> _Set problem_
Copy out every line of the records below word for word, leaving out the pictures.

> _Data supplied_
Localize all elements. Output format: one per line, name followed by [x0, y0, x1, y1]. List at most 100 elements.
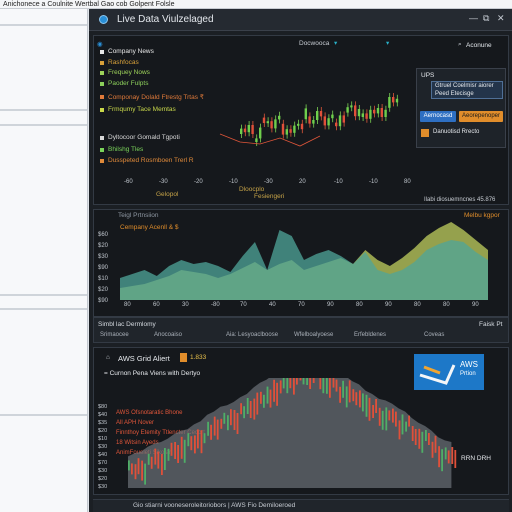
- chevron-down-icon[interactable]: ▾: [386, 39, 389, 47]
- candle: [190, 436, 193, 451]
- column-header[interactable]: Wfelboalyoese: [294, 332, 333, 338]
- sidebar-item[interactable]: Ertination ›: [0, 308, 87, 311]
- chevron-right-icon[interactable]: ›: [83, 295, 85, 296]
- legend-label: Company News: [108, 48, 154, 55]
- candle: [220, 418, 223, 429]
- candle: [444, 447, 447, 460]
- candle: [147, 453, 150, 465]
- candle: [312, 378, 315, 383]
- candle: [174, 442, 176, 459]
- candle: [434, 435, 437, 453]
- candle: [378, 407, 381, 426]
- candle: [359, 390, 361, 408]
- candle: [352, 389, 355, 402]
- candle: [329, 378, 331, 398]
- candle: [342, 380, 344, 398]
- candle: [255, 138, 258, 142]
- account-menu[interactable]: Aconune: [466, 42, 492, 49]
- area-chart: [120, 222, 488, 300]
- column-header[interactable]: Aia: Lesyoaclboose: [226, 332, 278, 338]
- column-header[interactable]: Erfebldenes: [354, 332, 386, 338]
- candle: [246, 398, 249, 414]
- chevron-right-icon[interactable]: ›: [83, 125, 85, 126]
- candle: [414, 429, 417, 445]
- candle: [380, 108, 383, 117]
- sidebar-item[interactable]: erager ›: [0, 413, 87, 416]
- candle: [365, 394, 368, 417]
- timeframe-dropdown[interactable]: Docwooca: [299, 40, 329, 47]
- maximize-button[interactable]: ⧉: [483, 13, 489, 24]
- candle: [326, 378, 328, 394]
- bottom-chart-panel: ⌂ AWS Grid Aliert 1.833 = Curnon Pena Vi…: [93, 347, 509, 495]
- home-icon[interactable]: ⌂: [106, 354, 110, 361]
- candle: [395, 411, 397, 427]
- candle: [309, 378, 311, 389]
- sidebar-item[interactable]: $14 3 17@p ›: [0, 294, 87, 296]
- dashboard-report-link[interactable]: Danuotisd Rrecto: [433, 129, 479, 135]
- secondary-button[interactable]: Aeorepenoper: [459, 111, 503, 122]
- x-tick-label: 80: [356, 302, 363, 308]
- window-title-bar: Anichonece a Coulnite Wertbal Gao cob Go…: [0, 0, 512, 9]
- candle: [216, 419, 219, 440]
- x-tick-label: -60: [124, 179, 133, 185]
- sidebar-item[interactable]: Inveslnatied ›: [0, 123, 87, 126]
- candle: [161, 454, 163, 475]
- candle: [392, 97, 395, 103]
- y-tick-label: $60: [98, 232, 109, 238]
- candle: [240, 403, 242, 415]
- strip-title: Simbl lac Dermlomy: [98, 321, 156, 328]
- sidebar-item-label: Ertination: [3, 309, 33, 310]
- candle: [361, 113, 364, 117]
- strip-right[interactable]: Faisk Pt: [479, 321, 502, 328]
- x-tick-label: 70: [240, 302, 247, 308]
- primary-button[interactable]: Aernocasd: [420, 111, 456, 122]
- x-tick-label: -30: [264, 179, 273, 185]
- candle: [233, 410, 236, 430]
- chevron-right-icon[interactable]: ›: [83, 415, 85, 416]
- x-tick-label: -80: [211, 302, 220, 308]
- y-tick-label: $20: [98, 287, 109, 293]
- chevron-down-icon[interactable]: ▾: [334, 39, 337, 47]
- candle: [376, 108, 380, 114]
- candle: [144, 463, 146, 485]
- search-icon[interactable]: ⌕: [458, 41, 462, 49]
- candle: [300, 123, 304, 130]
- x-tick-label: 90: [327, 302, 334, 308]
- column-header[interactable]: Anocoaiso: [154, 332, 182, 338]
- column-header[interactable]: Srimaocee: [100, 332, 129, 338]
- candle: [299, 378, 302, 381]
- candle: [200, 430, 203, 454]
- candle: [141, 460, 143, 481]
- candle: [297, 123, 300, 126]
- candle: [131, 463, 133, 475]
- x-tick-label: 30: [182, 302, 189, 308]
- chevron-right-icon[interactable]: ›: [83, 110, 85, 111]
- candle: [418, 428, 421, 449]
- sidebar-item[interactable]: Saites Vole ›: [0, 24, 87, 27]
- close-button[interactable]: ✕: [497, 13, 505, 24]
- candle: [388, 410, 391, 421]
- x-tick-label: 90: [385, 302, 392, 308]
- candle: [346, 107, 349, 113]
- candle: [243, 406, 245, 419]
- candle: [251, 125, 254, 134]
- candle: [260, 391, 262, 404]
- x-tick-label: -10: [369, 179, 378, 185]
- candle: [375, 399, 377, 413]
- panel-info-icon[interactable]: ◉: [97, 40, 103, 48]
- status-text: Gio stiarni vooneseroleitoriobors | AWS …: [133, 502, 296, 509]
- column-header[interactable]: Coveas: [424, 332, 444, 338]
- x-tick-label: 80: [443, 302, 450, 308]
- sidebar-item[interactable]: AWS : API Geary Anogoer›: [0, 109, 87, 112]
- minimize-button[interactable]: —: [469, 13, 478, 23]
- candle: [342, 115, 345, 123]
- y-tick-label: $10: [98, 436, 108, 442]
- chevron-right-icon[interactable]: ›: [83, 25, 85, 26]
- candle: [323, 116, 326, 126]
- y-tick-label: $35: [98, 420, 108, 426]
- candle: [266, 121, 269, 124]
- y-tick-label: $80: [98, 404, 108, 410]
- candle: [183, 439, 186, 463]
- chevron-right-icon[interactable]: ›: [83, 309, 85, 310]
- candle: [154, 448, 157, 465]
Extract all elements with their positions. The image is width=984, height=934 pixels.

> _Solution below_
Localize all elements. Output format: one per line, name followed by [x0, y0, x1, y1]. List at most 100 elements.
- chevron-down-icon[interactable]: ▾: [386, 39, 389, 47]
- candle: [190, 436, 193, 451]
- column-header[interactable]: Wfelboalyoese: [294, 332, 333, 338]
- sidebar-item[interactable]: Ertination ›: [0, 308, 87, 311]
- chevron-right-icon[interactable]: ›: [83, 295, 85, 296]
- legend-label: Company News: [108, 48, 154, 55]
- candle: [220, 418, 223, 429]
- candle: [444, 447, 447, 460]
- candle: [147, 453, 150, 465]
- candle: [312, 378, 315, 383]
- candle: [174, 442, 176, 459]
- candle: [434, 435, 437, 453]
- candle: [378, 407, 381, 426]
- candle: [359, 390, 361, 408]
- candle: [352, 389, 355, 402]
- candle: [329, 378, 331, 398]
- candle: [342, 380, 344, 398]
- candle: [255, 138, 258, 142]
- account-menu[interactable]: Aconune: [466, 42, 492, 49]
- area-chart: [120, 222, 488, 300]
- column-header[interactable]: Aia: Lesyoaclboose: [226, 332, 278, 338]
- column-header[interactable]: Erfebldenes: [354, 332, 386, 338]
- candle: [246, 398, 249, 414]
- chevron-right-icon[interactable]: ›: [83, 125, 85, 126]
- candle: [414, 429, 417, 445]
- candle: [380, 108, 383, 117]
- sidebar-item[interactable]: erager ›: [0, 413, 87, 416]
- candle: [365, 394, 368, 417]
- timeframe-dropdown[interactable]: Docwooca: [299, 40, 329, 47]
- maximize-button[interactable]: ⧉: [483, 13, 489, 24]
- candle: [326, 378, 328, 394]
- bottom-chart-panel: ⌂ AWS Grid Aliert 1.833 = Curnon Pena Vi…: [93, 347, 509, 495]
- home-icon[interactable]: ⌂: [106, 354, 110, 361]
- candle: [395, 411, 397, 427]
- candle: [309, 378, 311, 389]
- sidebar-item[interactable]: $14 3 17@p ›: [0, 294, 87, 296]
- dashboard-report-link[interactable]: Danuotisd Rrecto: [433, 129, 479, 135]
- secondary-button[interactable]: Aeorepenoper: [459, 111, 503, 122]
- x-tick-label: 80: [356, 302, 363, 308]
- window-title-bar: Anichonece a Coulnite Wertbal Gao cob Go…: [0, 0, 512, 9]
- candle: [216, 419, 219, 440]
- x-tick-label: -60: [124, 179, 133, 185]
- sidebar-item[interactable]: Inveslnatied ›: [0, 123, 87, 126]
- candle: [161, 454, 163, 475]
- candle: [392, 97, 395, 103]
- y-tick-label: $60: [98, 232, 109, 238]
- candle: [240, 403, 242, 415]
- strip-title: Simbl lac Dermlomy: [98, 321, 156, 328]
- sidebar-item-label: Ertination: [3, 309, 33, 310]
- candle: [361, 113, 364, 117]
- strip-right[interactable]: Faisk Pt: [479, 321, 502, 328]
- x-tick-label: 70: [240, 302, 247, 308]
- primary-button[interactable]: Aernocasd: [420, 111, 456, 122]
- x-tick-label: -30: [264, 179, 273, 185]
- candle: [233, 410, 236, 430]
- chevron-right-icon[interactable]: ›: [83, 415, 85, 416]
- x-tick-label: -80: [211, 302, 220, 308]
- y-tick-label: $20: [98, 287, 109, 293]
- chevron-down-icon[interactable]: ▾: [334, 39, 337, 47]
- candle: [376, 108, 380, 114]
- candle: [144, 463, 146, 485]
- search-icon[interactable]: ⌕: [458, 41, 462, 49]
- candle: [300, 123, 304, 130]
- x-tick-label: 90: [327, 302, 334, 308]
- column-header[interactable]: Anocoaiso: [154, 332, 182, 338]
- column-header[interactable]: Srimaocee: [100, 332, 129, 338]
- candle: [299, 378, 302, 381]
- candle: [200, 430, 203, 454]
- candle: [141, 460, 143, 481]
- candle: [297, 123, 300, 126]
- candle: [131, 463, 133, 475]
- x-tick-label: 30: [182, 302, 189, 308]
- chevron-right-icon[interactable]: ›: [83, 110, 85, 111]
- candle: [418, 428, 421, 449]
- sidebar-item[interactable]: Saites Vole ›: [0, 24, 87, 27]
- close-button[interactable]: ✕: [497, 13, 505, 24]
- candle: [388, 410, 391, 421]
- x-tick-label: 90: [385, 302, 392, 308]
- candle: [346, 107, 349, 113]
- candle: [243, 406, 245, 419]
- candle: [251, 125, 254, 134]
- candle: [260, 391, 262, 404]
- x-tick-label: -10: [369, 179, 378, 185]
- candle: [375, 399, 377, 413]
- panel-info-icon[interactable]: ◉: [97, 40, 103, 48]
- status-text: Gio stiarni vooneseroleitoriobors | AWS …: [133, 502, 296, 509]
- column-header[interactable]: Coveas: [424, 332, 444, 338]
- x-tick-label: 80: [443, 302, 450, 308]
- sidebar-item[interactable]: AWS : API Geary Anogoer›: [0, 109, 87, 112]
- minimize-button[interactable]: —: [469, 13, 478, 23]
- candle: [342, 115, 345, 123]
- y-tick-label: $10: [98, 436, 108, 442]
- chevron-right-icon[interactable]: ›: [83, 25, 85, 26]
- candle: [323, 116, 326, 126]
- y-tick-label: $35: [98, 420, 108, 426]
- candle: [266, 121, 269, 124]
- y-tick-label: $80: [98, 404, 108, 410]
- candle: [183, 439, 186, 463]
- chevron-right-icon[interactable]: ›: [83, 309, 85, 310]
- candle: [154, 448, 157, 465]
Extract all elements with their positions. The image is width=984, height=934 pixels.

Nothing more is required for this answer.